PAGE:
De la fumée s’échappant d’une colline surplombant Damas, hier, après des raids attribués à l’aviation israélienne. Omar Sanadiki/Reuters
Moins d’une semaine après l’annonce du président américain Donald Trump du retrait définitif de ses troupes de Syrie, l’aviation israélienne a bombardé mardi soir des sites près de Damas, selon les médias syriens. Selon l’agence officielle SANA, citant une source militaire syrienne qui a fait état de trois soldats blessés, la défense antiaérienne de l’armée syrienne est entrée en action mardi contre des « missiles » tirés par des avions israéliens sur des cibles près de la capitale. La « majorité » de ces missiles ont été interceptés avant d’atteindre leurs cibles, souligne l’agence qui mentionne toutefois des « dégâts » dans un entrepôt de munitions. De son côté, l’armée israélienne a indiqué sur Twitter que son « système de défense aérienne a été déclenché contre un missile antiaérien lancé depuis la Syrie », et a assuré qu’« aucun dommage ou aucune victime n’ont été rapportés » à la suite de ce tir. D’après le directeur de l’Observatoire syrien des droits de l’homme (OSDH), les trois cibles visées par le raid israélien sont en fait des « entrepôts d’armes (...) appartenant au Hezbollah ou aux forces iraniennes ».
De vives inquiétudes ont gagné le camp israélien après l’annonce choc du retrait américain de Syrie, l’État hébreu redoutant plus que tout que l’Iran, son ennemi numéro un, n’ait désormais le champ libre pour y accroître sa présence. Le Premier ministre Benjamin Netanyahu a toutefois tenu à rassurer l’opinion israélienne en déclarant la semaine dernière que « la décision de retirer les 2 000 soldats américains de Syrie ne changera pas la cohérence de notre politique ». « Si besoin, nous élargirons même nos actions là-bas », a-t-il martelé. « Ces dernières attaques visent à envoyer un message à la fois à Moscou, Damas et Téhéran : malgré le retrait américain, Israël garde sa marge de manœuvre et continue de défendre ses intérêts », explique Michael Horowitz, spécialiste du Moyen-Orient à LeBeck International, un think tank basé à Bahreïn, contacté par L’Orient-Le Jour. Le chef d’état-major israélien avait estimé que, bien que le retrait américain constitue un « événement significatif », celui-ci ne devrait « pas être surestimé ». « Nous gérons seuls ce front (syrien) depuis des décennies », a-t-il argumenté.

ÉNONCÉ: Selon l'article sur les frappes israéliennes près de Damas, pourquoi l'annonce du retrait américain de Syrie a-t-elle suscité de vives inquiétudes en Israël ? Répondez en une à trois phrases. Appuyez-vous uniquement sur l'article.

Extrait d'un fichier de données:
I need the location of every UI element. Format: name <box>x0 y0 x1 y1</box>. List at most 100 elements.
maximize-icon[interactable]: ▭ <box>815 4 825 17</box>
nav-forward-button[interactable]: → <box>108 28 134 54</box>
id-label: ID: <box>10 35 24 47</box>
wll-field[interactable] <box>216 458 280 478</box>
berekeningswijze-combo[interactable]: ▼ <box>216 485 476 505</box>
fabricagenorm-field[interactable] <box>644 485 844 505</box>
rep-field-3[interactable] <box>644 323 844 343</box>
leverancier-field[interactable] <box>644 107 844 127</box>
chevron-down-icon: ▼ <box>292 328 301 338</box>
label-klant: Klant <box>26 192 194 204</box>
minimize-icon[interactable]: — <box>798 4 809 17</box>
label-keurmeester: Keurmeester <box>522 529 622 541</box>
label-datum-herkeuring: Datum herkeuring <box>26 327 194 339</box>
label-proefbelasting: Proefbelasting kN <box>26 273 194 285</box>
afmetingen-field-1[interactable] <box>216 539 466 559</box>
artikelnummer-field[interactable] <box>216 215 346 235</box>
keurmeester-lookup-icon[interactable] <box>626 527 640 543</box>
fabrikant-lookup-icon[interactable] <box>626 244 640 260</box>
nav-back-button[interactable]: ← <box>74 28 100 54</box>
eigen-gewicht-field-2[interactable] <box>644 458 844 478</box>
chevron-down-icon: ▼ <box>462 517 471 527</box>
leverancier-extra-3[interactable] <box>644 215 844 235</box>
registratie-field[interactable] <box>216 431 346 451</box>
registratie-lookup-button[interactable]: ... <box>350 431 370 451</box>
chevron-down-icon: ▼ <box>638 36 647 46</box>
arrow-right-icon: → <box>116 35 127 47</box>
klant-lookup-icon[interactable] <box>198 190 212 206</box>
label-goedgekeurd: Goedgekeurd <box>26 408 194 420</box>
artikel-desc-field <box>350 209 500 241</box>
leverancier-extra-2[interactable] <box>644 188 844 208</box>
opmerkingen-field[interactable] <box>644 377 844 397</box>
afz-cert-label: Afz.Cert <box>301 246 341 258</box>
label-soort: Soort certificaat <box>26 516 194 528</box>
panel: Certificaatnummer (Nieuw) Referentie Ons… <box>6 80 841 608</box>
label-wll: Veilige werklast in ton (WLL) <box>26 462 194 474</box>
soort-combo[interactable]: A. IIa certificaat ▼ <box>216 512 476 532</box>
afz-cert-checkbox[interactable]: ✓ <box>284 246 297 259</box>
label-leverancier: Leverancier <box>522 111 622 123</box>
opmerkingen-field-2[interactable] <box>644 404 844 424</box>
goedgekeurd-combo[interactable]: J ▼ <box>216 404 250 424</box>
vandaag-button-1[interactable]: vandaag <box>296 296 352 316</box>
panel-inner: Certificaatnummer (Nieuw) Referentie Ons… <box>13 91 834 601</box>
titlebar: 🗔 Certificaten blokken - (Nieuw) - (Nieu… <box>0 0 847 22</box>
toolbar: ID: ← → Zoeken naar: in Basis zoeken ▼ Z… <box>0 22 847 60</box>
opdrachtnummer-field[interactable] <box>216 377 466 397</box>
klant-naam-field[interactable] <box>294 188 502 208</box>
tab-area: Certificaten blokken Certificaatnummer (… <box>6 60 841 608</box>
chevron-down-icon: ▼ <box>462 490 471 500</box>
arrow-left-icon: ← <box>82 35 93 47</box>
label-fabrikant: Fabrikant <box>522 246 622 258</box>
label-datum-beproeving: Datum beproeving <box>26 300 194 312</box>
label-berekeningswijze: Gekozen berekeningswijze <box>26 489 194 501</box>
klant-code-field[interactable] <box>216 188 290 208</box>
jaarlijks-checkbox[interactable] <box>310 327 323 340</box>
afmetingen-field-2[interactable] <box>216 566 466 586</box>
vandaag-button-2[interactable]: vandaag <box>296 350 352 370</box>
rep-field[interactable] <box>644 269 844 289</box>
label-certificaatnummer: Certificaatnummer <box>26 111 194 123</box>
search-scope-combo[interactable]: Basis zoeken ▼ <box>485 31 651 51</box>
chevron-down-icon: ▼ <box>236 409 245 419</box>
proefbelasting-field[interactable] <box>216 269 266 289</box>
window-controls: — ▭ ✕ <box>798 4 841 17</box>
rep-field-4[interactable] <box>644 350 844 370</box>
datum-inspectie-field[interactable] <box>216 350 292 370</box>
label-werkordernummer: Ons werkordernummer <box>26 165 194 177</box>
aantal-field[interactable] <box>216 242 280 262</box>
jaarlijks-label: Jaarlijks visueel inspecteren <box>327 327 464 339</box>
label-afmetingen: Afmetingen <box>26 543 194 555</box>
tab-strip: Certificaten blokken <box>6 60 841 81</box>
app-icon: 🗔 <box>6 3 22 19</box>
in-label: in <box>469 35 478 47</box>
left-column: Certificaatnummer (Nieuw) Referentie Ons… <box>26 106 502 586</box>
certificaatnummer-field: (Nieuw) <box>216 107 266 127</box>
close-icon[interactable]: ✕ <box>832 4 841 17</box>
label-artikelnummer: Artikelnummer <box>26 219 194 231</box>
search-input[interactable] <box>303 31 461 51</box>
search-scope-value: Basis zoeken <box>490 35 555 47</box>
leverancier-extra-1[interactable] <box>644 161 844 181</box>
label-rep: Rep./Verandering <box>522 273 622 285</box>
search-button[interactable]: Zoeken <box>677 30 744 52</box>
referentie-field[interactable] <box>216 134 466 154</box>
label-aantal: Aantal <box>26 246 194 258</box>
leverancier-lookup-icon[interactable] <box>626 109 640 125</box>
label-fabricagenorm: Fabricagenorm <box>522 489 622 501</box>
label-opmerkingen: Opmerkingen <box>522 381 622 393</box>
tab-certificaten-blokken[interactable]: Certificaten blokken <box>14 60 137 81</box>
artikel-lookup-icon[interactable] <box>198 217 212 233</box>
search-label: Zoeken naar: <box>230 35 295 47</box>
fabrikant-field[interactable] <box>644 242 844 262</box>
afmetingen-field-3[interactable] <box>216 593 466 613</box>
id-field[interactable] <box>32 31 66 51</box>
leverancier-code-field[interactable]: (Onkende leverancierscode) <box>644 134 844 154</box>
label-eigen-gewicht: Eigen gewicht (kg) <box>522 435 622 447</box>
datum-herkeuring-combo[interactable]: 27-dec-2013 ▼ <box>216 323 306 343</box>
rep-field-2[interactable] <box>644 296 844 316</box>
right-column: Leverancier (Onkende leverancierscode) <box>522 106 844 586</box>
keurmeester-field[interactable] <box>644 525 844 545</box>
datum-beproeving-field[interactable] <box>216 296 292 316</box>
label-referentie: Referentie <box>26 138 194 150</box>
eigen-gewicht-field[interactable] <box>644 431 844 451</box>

RÉSULTAT ATTENDU: Israël redoute par-dessus tout que l'Iran, son ennemi numéro un, ait désormais le champ libre pour accroître sa présence en Syrie.